→ TO DO: Below is a block of records. Copy every line in it that contains the word "JSON".

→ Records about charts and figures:
────────────────────

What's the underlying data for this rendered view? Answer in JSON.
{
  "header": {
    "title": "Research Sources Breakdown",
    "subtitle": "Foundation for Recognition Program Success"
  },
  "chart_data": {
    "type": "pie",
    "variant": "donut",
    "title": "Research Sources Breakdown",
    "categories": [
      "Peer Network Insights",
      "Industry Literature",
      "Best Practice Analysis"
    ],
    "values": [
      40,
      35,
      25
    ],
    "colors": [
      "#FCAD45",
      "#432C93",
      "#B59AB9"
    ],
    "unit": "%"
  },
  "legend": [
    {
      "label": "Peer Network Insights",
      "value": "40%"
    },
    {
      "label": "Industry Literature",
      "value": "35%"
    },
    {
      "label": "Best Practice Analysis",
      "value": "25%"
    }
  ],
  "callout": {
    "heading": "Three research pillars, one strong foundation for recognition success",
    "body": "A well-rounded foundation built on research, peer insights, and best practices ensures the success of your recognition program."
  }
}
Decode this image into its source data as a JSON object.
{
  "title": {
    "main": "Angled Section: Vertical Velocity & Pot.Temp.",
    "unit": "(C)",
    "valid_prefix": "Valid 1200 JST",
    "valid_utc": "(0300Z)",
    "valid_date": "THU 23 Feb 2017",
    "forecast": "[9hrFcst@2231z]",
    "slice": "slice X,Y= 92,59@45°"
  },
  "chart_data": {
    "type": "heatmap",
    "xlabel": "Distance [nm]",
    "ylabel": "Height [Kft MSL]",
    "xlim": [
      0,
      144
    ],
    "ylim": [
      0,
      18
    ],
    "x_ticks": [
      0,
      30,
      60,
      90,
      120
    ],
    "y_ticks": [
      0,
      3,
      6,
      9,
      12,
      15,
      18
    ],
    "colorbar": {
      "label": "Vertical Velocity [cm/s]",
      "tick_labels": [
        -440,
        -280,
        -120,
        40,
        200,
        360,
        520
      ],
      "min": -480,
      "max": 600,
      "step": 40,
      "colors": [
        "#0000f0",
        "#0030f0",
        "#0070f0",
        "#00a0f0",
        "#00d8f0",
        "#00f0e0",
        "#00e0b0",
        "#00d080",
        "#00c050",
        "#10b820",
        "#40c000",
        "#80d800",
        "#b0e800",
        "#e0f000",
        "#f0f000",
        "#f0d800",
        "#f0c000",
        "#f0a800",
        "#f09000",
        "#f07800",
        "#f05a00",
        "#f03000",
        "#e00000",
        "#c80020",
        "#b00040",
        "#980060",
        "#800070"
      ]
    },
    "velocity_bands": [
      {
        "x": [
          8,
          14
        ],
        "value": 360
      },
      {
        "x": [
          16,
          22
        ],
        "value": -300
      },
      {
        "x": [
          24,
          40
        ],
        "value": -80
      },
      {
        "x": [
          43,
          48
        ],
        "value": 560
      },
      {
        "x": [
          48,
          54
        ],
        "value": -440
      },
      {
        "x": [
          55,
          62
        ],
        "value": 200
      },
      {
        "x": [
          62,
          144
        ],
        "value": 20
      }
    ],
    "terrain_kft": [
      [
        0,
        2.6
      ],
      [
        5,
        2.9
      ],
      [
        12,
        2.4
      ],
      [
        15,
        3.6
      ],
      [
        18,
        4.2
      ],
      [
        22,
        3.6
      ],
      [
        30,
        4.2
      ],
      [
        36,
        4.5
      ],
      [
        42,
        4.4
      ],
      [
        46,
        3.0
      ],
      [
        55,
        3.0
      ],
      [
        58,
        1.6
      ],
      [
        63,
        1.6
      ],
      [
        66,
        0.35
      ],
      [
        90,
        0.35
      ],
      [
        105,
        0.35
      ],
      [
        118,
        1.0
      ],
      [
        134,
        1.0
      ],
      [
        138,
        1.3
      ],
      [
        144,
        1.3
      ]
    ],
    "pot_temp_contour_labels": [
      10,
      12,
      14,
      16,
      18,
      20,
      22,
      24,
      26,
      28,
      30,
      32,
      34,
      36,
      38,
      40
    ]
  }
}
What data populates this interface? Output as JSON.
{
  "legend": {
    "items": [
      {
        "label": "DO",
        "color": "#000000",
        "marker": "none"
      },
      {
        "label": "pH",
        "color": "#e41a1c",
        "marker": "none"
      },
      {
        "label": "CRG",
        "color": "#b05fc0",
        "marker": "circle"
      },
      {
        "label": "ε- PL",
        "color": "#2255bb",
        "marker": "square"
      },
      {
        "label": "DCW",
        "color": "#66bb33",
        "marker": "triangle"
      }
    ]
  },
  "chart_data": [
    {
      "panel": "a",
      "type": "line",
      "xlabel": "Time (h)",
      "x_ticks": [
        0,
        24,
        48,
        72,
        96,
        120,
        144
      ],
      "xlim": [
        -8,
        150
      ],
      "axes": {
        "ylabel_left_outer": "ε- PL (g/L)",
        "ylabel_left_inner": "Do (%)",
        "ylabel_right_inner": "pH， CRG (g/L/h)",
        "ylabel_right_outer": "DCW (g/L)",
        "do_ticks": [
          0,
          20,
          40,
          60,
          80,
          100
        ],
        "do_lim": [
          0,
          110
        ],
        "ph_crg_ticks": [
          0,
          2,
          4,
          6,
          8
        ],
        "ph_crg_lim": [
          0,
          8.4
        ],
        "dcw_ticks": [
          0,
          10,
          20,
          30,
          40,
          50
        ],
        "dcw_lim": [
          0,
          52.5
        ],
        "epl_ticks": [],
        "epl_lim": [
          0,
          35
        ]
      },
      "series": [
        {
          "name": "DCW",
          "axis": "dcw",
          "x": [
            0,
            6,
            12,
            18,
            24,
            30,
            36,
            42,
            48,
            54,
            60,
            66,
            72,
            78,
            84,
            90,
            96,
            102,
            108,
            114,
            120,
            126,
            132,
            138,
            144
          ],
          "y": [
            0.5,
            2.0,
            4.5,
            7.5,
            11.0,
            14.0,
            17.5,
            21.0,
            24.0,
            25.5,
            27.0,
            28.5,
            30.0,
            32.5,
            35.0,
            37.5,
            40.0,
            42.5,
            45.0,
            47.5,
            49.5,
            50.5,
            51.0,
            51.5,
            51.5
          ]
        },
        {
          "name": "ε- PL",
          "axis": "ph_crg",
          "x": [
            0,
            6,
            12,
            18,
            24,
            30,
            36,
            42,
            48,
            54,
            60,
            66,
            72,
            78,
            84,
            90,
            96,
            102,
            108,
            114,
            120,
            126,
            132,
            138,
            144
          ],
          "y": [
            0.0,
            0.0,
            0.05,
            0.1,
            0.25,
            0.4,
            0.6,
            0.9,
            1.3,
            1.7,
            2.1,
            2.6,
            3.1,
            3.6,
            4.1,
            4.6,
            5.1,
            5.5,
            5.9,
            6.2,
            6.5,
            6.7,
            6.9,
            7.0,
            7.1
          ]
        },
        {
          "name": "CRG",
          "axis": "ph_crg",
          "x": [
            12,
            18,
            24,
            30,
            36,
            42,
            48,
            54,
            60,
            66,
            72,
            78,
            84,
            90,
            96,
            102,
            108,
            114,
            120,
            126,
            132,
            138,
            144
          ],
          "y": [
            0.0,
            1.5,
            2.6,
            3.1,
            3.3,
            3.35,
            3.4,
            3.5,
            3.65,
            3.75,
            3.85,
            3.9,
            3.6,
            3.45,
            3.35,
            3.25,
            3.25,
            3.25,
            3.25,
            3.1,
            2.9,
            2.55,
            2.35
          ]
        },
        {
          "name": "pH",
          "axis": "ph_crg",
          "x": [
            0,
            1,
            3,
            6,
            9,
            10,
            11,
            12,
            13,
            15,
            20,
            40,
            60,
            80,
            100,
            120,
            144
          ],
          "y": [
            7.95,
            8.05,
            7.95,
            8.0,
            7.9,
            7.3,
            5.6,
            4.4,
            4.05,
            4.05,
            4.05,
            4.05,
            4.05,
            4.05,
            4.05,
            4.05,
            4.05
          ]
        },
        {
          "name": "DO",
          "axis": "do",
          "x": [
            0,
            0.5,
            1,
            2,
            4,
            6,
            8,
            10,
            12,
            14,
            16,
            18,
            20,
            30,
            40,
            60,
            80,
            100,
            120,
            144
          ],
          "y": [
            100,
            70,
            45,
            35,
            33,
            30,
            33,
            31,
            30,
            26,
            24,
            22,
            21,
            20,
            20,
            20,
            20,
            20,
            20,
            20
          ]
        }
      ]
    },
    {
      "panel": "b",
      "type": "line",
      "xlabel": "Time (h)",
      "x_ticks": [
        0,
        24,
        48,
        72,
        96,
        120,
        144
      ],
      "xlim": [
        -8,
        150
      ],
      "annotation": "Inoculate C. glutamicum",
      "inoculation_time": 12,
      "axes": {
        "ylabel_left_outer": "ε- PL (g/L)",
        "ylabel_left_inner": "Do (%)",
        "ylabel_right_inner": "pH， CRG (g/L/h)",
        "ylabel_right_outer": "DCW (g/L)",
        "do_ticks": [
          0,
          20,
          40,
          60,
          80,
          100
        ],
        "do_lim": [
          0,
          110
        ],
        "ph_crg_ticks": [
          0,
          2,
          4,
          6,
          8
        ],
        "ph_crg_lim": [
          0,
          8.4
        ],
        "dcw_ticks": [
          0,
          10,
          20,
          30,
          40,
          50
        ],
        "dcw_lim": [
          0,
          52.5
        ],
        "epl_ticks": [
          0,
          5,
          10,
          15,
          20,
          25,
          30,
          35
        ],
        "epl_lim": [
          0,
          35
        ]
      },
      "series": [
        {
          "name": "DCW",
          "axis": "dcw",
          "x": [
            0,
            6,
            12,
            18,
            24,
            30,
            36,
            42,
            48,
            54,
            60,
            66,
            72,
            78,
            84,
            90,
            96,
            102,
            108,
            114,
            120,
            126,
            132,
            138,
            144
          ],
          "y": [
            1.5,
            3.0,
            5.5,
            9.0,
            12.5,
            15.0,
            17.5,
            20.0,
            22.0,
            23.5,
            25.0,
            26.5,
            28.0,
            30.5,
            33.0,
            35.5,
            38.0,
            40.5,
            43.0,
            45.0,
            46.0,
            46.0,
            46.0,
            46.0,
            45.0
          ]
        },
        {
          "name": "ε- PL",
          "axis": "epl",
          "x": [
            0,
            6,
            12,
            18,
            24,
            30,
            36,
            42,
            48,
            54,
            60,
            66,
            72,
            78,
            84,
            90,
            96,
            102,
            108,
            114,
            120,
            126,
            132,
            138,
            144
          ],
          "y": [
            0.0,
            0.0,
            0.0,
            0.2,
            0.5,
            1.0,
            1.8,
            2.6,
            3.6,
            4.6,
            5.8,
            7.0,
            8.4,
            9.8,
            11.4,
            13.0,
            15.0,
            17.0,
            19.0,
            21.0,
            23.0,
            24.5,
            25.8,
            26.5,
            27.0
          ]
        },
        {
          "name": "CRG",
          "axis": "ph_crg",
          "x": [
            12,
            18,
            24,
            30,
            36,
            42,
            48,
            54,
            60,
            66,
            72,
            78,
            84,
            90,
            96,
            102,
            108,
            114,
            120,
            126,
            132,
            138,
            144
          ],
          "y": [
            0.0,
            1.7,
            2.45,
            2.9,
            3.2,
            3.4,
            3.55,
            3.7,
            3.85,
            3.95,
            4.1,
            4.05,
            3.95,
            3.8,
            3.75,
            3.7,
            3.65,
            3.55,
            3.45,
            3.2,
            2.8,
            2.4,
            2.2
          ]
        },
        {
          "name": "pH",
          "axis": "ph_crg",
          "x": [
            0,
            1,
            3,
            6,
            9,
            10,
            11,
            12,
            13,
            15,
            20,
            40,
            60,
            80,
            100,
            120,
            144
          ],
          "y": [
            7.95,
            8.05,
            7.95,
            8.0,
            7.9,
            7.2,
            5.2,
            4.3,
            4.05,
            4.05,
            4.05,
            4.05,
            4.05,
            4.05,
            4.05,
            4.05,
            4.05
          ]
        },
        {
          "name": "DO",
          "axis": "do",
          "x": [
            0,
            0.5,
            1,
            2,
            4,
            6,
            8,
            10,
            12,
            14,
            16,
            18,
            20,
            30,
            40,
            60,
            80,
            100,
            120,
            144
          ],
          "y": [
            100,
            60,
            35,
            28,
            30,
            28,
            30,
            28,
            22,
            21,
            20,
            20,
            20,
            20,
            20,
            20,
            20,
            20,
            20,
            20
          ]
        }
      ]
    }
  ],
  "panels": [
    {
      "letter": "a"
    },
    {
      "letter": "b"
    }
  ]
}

────────────────────

→ THE REPLY:
What's the underlying data for this rendered view? Answer in JSON.
Decode this image into its source data as a JSON object.
What data populates this interface? Output as JSON.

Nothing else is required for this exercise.